Can you format each line of the rows below as a JSON list of strings, one string per line, with blank lines dropped?

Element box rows
=-=-=-=-=

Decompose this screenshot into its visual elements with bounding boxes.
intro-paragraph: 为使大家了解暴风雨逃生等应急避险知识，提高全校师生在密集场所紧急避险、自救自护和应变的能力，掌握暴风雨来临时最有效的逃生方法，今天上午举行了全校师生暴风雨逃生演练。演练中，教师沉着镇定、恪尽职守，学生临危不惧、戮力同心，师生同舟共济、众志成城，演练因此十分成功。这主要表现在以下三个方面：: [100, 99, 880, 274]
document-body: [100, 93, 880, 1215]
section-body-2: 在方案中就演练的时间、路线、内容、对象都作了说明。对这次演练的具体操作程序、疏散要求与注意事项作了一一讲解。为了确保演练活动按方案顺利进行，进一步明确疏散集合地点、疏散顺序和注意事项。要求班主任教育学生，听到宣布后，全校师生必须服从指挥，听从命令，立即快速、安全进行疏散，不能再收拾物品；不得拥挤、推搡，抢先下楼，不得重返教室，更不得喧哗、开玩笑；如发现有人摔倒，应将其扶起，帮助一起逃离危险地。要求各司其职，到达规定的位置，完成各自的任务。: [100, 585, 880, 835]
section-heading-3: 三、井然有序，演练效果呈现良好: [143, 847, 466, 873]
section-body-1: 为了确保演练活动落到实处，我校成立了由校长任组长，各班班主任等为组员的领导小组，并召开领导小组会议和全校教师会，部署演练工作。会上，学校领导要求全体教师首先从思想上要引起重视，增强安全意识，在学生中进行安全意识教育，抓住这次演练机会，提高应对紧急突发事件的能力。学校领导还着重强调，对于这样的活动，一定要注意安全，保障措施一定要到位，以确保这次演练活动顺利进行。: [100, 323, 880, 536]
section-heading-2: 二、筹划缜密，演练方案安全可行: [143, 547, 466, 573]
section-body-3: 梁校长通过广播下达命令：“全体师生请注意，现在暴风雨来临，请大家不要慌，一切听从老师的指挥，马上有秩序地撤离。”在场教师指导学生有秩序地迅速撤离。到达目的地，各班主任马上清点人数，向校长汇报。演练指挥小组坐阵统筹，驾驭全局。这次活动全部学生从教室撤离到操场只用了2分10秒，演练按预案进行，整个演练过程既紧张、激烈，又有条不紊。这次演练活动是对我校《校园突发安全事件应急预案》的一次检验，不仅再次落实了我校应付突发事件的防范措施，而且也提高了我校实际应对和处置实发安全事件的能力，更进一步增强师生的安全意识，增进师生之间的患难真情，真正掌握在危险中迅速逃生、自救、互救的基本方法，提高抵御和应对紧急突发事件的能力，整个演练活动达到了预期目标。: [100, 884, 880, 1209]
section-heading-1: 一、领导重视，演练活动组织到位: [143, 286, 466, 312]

=-=-=-=-=

Answer to the task:
[
  "Decompose this screenshot into its visual elements with bounding boxes.",
  "intro-paragraph: 为使大家了解暴风雨逃生等应急避险知识，提高全校师生在密集场所紧急避险、自救自护和应变的能力，掌握暴风雨来临时最有效的逃生方法，今天上午举行了全校师生暴风雨逃生演练。演练中，教师沉着镇定、恪尽职守，学生临危不惧、戮力同心，师生同舟共济、众志成城，演练因此十分成功。这主要表现在以下三个方面：: [100, 99, 880, 274]",
  "document-body: [100, 93, 880, 1215]",
  "section-body-2: 在方案中就演练的时间、路线、内容、对象都作了说明。对这次演练的具体操作程序、疏散要求与注意事项作了一一讲解。为了确保演练活动按方案顺利进行，进一步明确疏散集合地点、疏散顺序和注意事项。要求班主任教育学生，听到宣布后，全校师生必须服从指挥，听从命令，立即快速、安全进行疏散，不能再收拾物品；不得拥挤、推搡，抢先下楼，不得重返教室，更不得喧哗、开玩笑；如发现有人摔倒，应将其扶起，帮助一起逃离危险地。要求各司其职，到达规定的位置，完成各自的任务。: [100, 585, 880, 835]",
  "section-heading-3: 三、井然有序，演练效果呈现良好: [143, 847, 466, 873]",
  "section-body-1: 为了确保演练活动落到实处，我校成立了由校长任组长，各班班主任等为组员的领导小组，并召开领导小组会议和全校教师会，部署演练工作。会上，学校领导要求全体教师首先从思想上要引起重视，增强安全意识，在学生中进行安全意识教育，抓住这次演练机会，提高应对紧急突发事件的能力。学校领导还着重强调，对于这样的活动，一定要注意安全，保障措施一定要到位，以确保这次演练活动顺利进行。: [100, 323, 880, 536]",
  "section-heading-2: 二、筹划缜密，演练方案安全可行: [143, 547, 466, 573]",
  "section-body-3: 梁校长通过广播下达命令：“全体师生请注意，现在暴风雨来临，请大家不要慌，一切听从老师的指挥，马上有秩序地撤离。”在场教师指导学生有秩序地迅速撤离。到达目的地，各班主任马上清点人数，向校长汇报。演练指挥小组坐阵统筹，驾驭全局。这次活动全部学生从教室撤离到操场只用了2分10秒，演练按预案进行，整个演练过程既紧张、激烈，又有条不紊。这次演练活动是对我校《校园突发安全事件应急预案》的一次检验，不仅再次落实了我校应付突发事件的防范措施，而且也提高了我校实际应对和处置实发安全事件的能力，更进一步增强师生的安全意识，增进师生之间的患难真情，真正掌握在危险中迅速逃生、自救、互救的基本方法，提高抵御和应对紧急突发事件的能力，整个演练活动达到了预期目标。: [100, 884, 880, 1209]",
  "section-heading-1: 一、领导重视，演练活动组织到位: [143, 286, 466, 312]"
]